WHAT IS REQUIRED:
Transcribe each record exactly. Include every one.

RECORD EXCERPTS:

※

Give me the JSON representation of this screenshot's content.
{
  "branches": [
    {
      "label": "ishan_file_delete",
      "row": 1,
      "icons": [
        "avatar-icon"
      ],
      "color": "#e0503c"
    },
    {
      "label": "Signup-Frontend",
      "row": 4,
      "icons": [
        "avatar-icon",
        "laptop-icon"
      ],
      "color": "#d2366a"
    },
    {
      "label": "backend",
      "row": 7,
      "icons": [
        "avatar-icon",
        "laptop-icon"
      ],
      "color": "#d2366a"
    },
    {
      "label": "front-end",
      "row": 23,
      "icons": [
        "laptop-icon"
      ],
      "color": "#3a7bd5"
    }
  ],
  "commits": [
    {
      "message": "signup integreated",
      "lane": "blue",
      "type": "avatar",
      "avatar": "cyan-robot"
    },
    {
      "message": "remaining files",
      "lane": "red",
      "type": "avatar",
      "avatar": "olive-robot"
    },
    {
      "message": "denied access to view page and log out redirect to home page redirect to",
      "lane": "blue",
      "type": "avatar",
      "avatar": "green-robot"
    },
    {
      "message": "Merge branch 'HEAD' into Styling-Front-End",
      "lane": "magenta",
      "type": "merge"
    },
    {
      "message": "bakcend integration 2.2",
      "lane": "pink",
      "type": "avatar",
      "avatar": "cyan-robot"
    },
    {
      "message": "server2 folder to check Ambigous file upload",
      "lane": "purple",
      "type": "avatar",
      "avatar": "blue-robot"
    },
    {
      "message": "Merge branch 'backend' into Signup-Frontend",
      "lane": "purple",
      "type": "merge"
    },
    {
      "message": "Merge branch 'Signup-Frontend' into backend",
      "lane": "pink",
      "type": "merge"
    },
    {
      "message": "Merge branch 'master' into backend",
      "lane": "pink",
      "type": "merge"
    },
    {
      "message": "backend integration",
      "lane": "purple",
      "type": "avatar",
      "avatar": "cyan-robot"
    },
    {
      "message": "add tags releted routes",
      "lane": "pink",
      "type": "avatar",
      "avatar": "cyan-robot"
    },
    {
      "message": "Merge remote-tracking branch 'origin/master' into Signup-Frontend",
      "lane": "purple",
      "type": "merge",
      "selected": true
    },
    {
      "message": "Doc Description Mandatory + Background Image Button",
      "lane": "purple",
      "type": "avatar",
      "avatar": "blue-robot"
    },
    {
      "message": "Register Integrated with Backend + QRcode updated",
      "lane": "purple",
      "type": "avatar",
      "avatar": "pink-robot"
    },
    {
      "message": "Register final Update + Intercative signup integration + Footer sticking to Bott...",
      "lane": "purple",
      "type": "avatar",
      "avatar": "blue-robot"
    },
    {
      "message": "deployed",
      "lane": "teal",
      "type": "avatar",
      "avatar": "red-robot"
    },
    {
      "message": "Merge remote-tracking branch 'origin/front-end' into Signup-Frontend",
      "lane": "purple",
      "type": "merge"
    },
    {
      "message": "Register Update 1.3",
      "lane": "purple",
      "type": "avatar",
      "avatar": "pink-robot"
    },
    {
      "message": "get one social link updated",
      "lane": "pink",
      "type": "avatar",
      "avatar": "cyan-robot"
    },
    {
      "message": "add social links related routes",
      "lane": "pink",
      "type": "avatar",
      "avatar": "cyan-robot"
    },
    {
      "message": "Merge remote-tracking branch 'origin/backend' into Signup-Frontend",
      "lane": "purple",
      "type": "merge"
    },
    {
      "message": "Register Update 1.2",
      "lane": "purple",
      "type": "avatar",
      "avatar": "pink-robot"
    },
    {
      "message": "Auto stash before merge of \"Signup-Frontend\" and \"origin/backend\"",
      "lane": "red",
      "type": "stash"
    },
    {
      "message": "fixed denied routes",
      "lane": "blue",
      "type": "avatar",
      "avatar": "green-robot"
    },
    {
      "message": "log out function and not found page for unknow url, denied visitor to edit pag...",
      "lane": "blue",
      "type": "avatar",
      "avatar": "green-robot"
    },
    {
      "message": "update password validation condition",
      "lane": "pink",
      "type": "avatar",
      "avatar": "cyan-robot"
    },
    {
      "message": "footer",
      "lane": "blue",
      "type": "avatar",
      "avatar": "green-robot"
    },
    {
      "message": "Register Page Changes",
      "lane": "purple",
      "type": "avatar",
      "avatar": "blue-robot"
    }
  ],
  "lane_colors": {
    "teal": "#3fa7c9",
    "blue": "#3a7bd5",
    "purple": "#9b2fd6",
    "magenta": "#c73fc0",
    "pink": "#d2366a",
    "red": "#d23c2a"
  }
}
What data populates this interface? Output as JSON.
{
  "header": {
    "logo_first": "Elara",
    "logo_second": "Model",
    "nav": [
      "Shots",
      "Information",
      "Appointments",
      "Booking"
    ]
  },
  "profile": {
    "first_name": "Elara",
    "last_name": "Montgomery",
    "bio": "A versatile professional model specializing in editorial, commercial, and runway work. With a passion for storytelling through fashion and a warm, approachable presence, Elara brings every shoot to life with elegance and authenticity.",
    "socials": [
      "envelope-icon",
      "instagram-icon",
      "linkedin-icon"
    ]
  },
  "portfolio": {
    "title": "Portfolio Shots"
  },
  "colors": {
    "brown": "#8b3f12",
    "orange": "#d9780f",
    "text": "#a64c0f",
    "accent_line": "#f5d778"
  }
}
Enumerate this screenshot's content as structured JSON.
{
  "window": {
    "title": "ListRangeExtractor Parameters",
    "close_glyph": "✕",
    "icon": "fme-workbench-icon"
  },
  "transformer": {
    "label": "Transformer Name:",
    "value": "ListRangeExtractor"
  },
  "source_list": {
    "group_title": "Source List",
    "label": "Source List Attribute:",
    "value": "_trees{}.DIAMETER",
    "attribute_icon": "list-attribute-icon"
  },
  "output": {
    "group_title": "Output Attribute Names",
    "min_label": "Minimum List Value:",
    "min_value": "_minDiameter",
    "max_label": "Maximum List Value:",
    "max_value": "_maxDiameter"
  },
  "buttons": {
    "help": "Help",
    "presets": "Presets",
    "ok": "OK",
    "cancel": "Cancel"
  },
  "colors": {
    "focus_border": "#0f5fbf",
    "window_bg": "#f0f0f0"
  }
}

※

RESPONSE FOR THIS EXERCISE:
Give me the JSON representation of this screenshot's content.
{
  "branches": [
    {
      "label": "ishan_file_delete",
      "row": 1,
      "icons": [
        "avatar-icon"
      ],
      "color": "#e0503c"
    },
    {
      "label": "Signup-Frontend",
      "row": 4,
      "icons": [
        "avatar-icon",
        "laptop-icon"
      ],
      "color": "#d2366a"
    },
    {
      "label": "backend",
      "row": 7,
      "icons": [
        "avatar-icon",
        "laptop-icon"
      ],
      "color": "#d2366a"
    },
    {
      "label": "front-end",
      "row": 23,
      "icons": [
        "laptop-icon"
      ],
      "color": "#3a7bd5"
    }
  ],
  "commits": [
    {
      "message": "signup integreated",
      "lane": "blue",
      "type": "avatar",
      "avatar": "cyan-robot"
    },
    {
      "message": "remaining files",
      "lane": "red",
      "type": "avatar",
      "avatar": "olive-robot"
    },
    {
      "message": "denied access to view page and log out redirect to home page redirect to",
      "lane": "blue",
      "type": "avatar",
      "avatar": "green-robot"
    },
    {
      "message": "Merge branch 'HEAD' into Styling-Front-End",
      "lane": "magenta",
      "type": "merge"
    },
    {
      "message": "bakcend integration 2.2",
      "lane": "pink",
      "type": "avatar",
      "avatar": "cyan-robot"
    },
    {
      "message": "server2 folder to check Ambigous file upload",
      "lane": "purple",
      "type": "avatar",
      "avatar": "blue-robot"
    },
    {
      "message": "Merge branch 'backend' into Signup-Frontend",
      "lane": "purple",
      "type": "merge"
    },
    {
      "message": "Merge branch 'Signup-Frontend' into backend",
      "lane": "pink",
      "type": "merge"
    },
    {
      "message": "Merge branch 'master' into backend",
      "lane": "pink",
      "type": "merge"
    },
    {
      "message": "backend integration",
      "lane": "purple",
      "type": "avatar",
      "avatar": "cyan-robot"
    },
    {
      "message": "add tags releted routes",
      "lane": "pink",
      "type": "avatar",
      "avatar": "cyan-robot"
    },
    {
      "message": "Merge remote-tracking branch 'origin/master' into Signup-Frontend",
      "lane": "purple",
      "type": "merge",
      "selected": true
    },
    {
      "message": "Doc Description Mandatory + Background Image Button",
      "lane": "purple",
      "type": "avatar",
      "avatar": "blue-robot"
    },
    {
      "message": "Register Integrated with Backend + QRcode updated",
      "lane": "purple",
      "type": "avatar",
      "avatar": "pink-robot"
    },
    {
      "message": "Register final Update + Intercative signup integration + Footer sticking to Bott...",
      "lane": "purple",
      "type": "avatar",
      "avatar": "blue-robot"
    },
    {
      "message": "deployed",
      "lane": "teal",
      "type": "avatar",
      "avatar": "red-robot"
    },
    {
      "message": "Merge remote-tracking branch 'origin/front-end' into Signup-Frontend",
      "lane": "purple",
      "type": "merge"
    },
    {
      "message": "Register Update 1.3",
      "lane": "purple",
      "type": "avatar",
      "avatar": "pink-robot"
    },
    {
      "message": "get one social link updated",
      "lane": "pink",
      "type": "avatar",
      "avatar": "cyan-robot"
    },
    {
      "message": "add social links related routes",
      "lane": "pink",
      "type": "avatar",
      "avatar": "cyan-robot"
    },
    {
      "message": "Merge remote-tracking branch 'origin/backend' into Signup-Frontend",
      "lane": "purple",
      "type": "merge"
    },
    {
      "message": "Register Update 1.2",
      "lane": "purple",
      "type": "avatar",
      "avatar": "pink-robot"
    },
    {
      "message": "Auto stash before merge of \"Signup-Frontend\" and \"origin/backend\"",
      "lane": "red",
      "type": "stash"
    },
    {
      "message": "fixed denied routes",
      "lane": "blue",
      "type": "avatar",
      "avatar": "green-robot"
    },
    {
      "message": "log out function and not found page for unknow url, denied visitor to edit pag...",
      "lane": "blue",
      "type": "avatar",
      "avatar": "green-robot"
    },
    {
      "message": "update password validation condition",
      "lane": "pink",
      "type": "avatar",
      "avatar": "cyan-robot"
    },
    {
      "message": "footer",
      "lane": "blue",
      "type": "avatar",
      "avatar": "green-robot"
    },
    {
      "message": "Register Page Changes",
      "lane": "purple",
      "type": "avatar",
      "avatar": "blue-robot"
    }
  ],
  "lane_colors": {
    "teal": "#3fa7c9",
    "blue": "#3a7bd5",
    "purple": "#9b2fd6",
    "magenta": "#c73fc0",
    "pink": "#d2366a",
    "red": "#d23c2a"
  }
}
What data populates this interface? Output as JSON.
{
  "header": {
    "logo_first": "Elara",
    "logo_second": "Model",
    "nav": [
      "Shots",
      "Information",
      "Appointments",
      "Booking"
    ]
  },
  "profile": {
    "first_name": "Elara",
    "last_name": "Montgomery",
    "bio": "A versatile professional model specializing in editorial, commercial, and runway work. With a passion for storytelling through fashion and a warm, approachable presence, Elara brings every shoot to life with elegance and authenticity.",
    "socials": [
      "envelope-icon",
      "instagram-icon",
      "linkedin-icon"
    ]
  },
  "portfolio": {
    "title": "Portfolio Shots"
  },
  "colors": {
    "brown": "#8b3f12",
    "orange": "#d9780f",
    "text": "#a64c0f",
    "accent_line": "#f5d778"
  }
}
Enumerate this screenshot's content as structured JSON.
{
  "window": {
    "title": "ListRangeExtractor Parameters",
    "close_glyph": "✕",
    "icon": "fme-workbench-icon"
  },
  "transformer": {
    "label": "Transformer Name:",
    "value": "ListRangeExtractor"
  },
  "source_list": {
    "group_title": "Source List",
    "label": "Source List Attribute:",
    "value": "_trees{}.DIAMETER",
    "attribute_icon": "list-attribute-icon"
  },
  "output": {
    "group_title": "Output Attribute Names",
    "min_label": "Minimum List Value:",
    "min_value": "_minDiameter",
    "max_label": "Maximum List Value:",
    "max_value": "_maxDiameter"
  },
  "buttons": {
    "help": "Help",
    "presets": "Presets",
    "ok": "OK",
    "cancel": "Cancel"
  },
  "colors": {
    "focus_border": "#0f5fbf",
    "window_bg": "#f0f0f0"
  }
}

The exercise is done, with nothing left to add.